-- WRITTEN PROBLEM --
Reproduce the material word for word, from its first line through the line containing "1169, 1185, 1203]", with both of those lines included.

-- TASK DATA --

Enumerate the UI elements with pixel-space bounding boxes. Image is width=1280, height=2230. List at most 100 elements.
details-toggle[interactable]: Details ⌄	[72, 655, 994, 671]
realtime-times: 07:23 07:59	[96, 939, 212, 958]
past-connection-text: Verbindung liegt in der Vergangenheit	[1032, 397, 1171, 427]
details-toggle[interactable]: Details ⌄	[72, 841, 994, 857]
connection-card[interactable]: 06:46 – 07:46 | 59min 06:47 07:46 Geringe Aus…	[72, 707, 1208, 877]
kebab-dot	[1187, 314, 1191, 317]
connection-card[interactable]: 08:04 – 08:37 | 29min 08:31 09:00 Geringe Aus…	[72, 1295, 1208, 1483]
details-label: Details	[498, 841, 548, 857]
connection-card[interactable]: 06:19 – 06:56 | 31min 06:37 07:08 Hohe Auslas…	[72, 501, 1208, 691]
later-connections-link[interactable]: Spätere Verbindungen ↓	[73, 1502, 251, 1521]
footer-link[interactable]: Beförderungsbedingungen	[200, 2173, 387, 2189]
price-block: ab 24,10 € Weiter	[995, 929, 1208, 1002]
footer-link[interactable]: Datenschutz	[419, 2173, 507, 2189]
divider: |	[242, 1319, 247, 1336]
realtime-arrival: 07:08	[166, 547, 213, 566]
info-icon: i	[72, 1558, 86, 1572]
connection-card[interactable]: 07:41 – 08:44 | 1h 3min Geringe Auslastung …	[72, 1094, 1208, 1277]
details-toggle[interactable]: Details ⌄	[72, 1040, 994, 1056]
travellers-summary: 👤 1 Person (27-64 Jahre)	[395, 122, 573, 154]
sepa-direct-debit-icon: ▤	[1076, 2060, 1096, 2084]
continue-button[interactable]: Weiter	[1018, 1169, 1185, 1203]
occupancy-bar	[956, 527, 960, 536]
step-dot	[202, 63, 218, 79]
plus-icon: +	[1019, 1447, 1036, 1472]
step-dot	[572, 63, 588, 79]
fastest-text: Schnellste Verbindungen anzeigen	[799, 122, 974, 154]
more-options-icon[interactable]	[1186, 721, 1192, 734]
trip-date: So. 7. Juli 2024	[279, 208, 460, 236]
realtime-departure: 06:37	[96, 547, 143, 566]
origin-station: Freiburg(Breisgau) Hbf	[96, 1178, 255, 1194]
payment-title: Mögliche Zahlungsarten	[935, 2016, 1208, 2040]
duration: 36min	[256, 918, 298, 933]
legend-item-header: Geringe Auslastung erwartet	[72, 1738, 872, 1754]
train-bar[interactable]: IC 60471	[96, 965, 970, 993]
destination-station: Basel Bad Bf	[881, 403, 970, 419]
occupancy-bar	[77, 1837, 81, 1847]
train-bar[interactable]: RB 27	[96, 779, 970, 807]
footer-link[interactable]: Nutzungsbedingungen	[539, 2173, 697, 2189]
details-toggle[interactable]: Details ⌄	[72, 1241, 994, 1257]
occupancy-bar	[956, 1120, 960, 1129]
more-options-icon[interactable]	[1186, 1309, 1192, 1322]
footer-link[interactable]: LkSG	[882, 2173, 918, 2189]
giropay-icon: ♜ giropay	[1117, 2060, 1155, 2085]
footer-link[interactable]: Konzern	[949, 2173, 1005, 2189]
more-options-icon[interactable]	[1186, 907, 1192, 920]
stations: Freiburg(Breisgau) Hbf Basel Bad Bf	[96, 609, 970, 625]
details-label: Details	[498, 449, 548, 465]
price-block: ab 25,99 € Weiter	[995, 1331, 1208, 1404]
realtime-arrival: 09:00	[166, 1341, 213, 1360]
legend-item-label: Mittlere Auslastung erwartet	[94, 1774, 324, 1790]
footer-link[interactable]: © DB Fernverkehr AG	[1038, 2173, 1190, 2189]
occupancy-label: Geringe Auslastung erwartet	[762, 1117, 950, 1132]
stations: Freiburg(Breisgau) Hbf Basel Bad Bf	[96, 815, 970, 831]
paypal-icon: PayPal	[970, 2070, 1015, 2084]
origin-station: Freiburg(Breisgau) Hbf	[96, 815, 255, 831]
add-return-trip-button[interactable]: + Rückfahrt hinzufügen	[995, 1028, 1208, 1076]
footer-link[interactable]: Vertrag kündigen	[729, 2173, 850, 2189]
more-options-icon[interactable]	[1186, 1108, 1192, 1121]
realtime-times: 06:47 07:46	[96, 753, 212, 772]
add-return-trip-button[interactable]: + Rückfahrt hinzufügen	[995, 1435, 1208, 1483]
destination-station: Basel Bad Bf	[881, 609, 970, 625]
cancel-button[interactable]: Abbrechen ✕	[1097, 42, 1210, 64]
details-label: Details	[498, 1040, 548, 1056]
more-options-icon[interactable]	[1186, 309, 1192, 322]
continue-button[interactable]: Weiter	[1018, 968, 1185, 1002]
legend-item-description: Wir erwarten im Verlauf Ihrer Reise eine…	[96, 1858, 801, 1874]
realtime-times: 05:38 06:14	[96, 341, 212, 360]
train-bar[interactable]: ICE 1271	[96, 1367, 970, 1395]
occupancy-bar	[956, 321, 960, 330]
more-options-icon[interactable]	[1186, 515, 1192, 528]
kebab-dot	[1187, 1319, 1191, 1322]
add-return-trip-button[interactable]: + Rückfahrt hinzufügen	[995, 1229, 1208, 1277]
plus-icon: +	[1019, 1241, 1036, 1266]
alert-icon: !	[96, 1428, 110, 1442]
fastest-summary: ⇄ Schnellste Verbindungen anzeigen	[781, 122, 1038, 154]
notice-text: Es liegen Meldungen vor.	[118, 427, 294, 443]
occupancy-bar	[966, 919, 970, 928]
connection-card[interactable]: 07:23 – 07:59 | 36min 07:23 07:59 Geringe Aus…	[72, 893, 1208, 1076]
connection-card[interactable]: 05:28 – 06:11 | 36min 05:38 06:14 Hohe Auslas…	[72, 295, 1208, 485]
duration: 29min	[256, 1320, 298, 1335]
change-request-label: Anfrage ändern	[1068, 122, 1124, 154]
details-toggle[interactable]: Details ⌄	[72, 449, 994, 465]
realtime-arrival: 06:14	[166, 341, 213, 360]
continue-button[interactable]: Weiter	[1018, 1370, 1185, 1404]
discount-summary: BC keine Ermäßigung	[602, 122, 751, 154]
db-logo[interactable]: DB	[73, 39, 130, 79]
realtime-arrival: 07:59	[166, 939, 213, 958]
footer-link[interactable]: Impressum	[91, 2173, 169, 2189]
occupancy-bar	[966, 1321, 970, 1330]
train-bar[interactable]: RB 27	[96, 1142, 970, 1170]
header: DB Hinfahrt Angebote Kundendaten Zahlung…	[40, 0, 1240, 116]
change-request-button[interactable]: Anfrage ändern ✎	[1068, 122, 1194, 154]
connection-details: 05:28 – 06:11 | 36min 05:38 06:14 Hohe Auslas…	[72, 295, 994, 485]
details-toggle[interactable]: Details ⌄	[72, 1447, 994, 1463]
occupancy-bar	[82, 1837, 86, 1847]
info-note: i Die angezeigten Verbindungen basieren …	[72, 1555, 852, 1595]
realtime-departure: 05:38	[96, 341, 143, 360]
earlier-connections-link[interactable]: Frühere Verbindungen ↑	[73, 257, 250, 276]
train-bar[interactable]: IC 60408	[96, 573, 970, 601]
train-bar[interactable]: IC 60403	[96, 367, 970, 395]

-- RESPONSE --
Enumerate the UI elements with pixel-space bounding boxes. Image is width=1280, height=2230. List at most 100 elements.
details-toggle[interactable]: Details ⌄	[72, 655, 994, 671]
realtime-times: 07:23 07:59	[96, 939, 212, 958]
past-connection-text: Verbindung liegt in der Vergangenheit	[1032, 397, 1171, 427]
details-toggle[interactable]: Details ⌄	[72, 841, 994, 857]
connection-card[interactable]: 06:46 – 07:46 | 59min 06:47 07:46 Geringe Aus…	[72, 707, 1208, 877]
kebab-dot	[1187, 314, 1191, 317]
connection-card[interactable]: 08:04 – 08:37 | 29min 08:31 09:00 Geringe Aus…	[72, 1295, 1208, 1483]
details-label: Details	[498, 841, 548, 857]
connection-card[interactable]: 06:19 – 06:56 | 31min 06:37 07:08 Hohe Auslas…	[72, 501, 1208, 691]
later-connections-link[interactable]: Spätere Verbindungen ↓	[73, 1502, 251, 1521]
footer-link[interactable]: Beförderungsbedingungen	[200, 2173, 387, 2189]
price-block: ab 24,10 € Weiter	[995, 929, 1208, 1002]
footer-link[interactable]: Datenschutz	[419, 2173, 507, 2189]
divider: |	[242, 1319, 247, 1336]
realtime-arrival: 07:08	[166, 547, 213, 566]
info-icon: i	[72, 1558, 86, 1572]
connection-card[interactable]: 07:41 – 08:44 | 1h 3min Geringe Auslastung …	[72, 1094, 1208, 1277]
details-toggle[interactable]: Details ⌄	[72, 1040, 994, 1056]
travellers-summary: 👤 1 Person (27-64 Jahre)	[395, 122, 573, 154]
sepa-direct-debit-icon: ▤	[1076, 2060, 1096, 2084]
continue-button[interactable]: Weiter	[1018, 1169, 1185, 1203]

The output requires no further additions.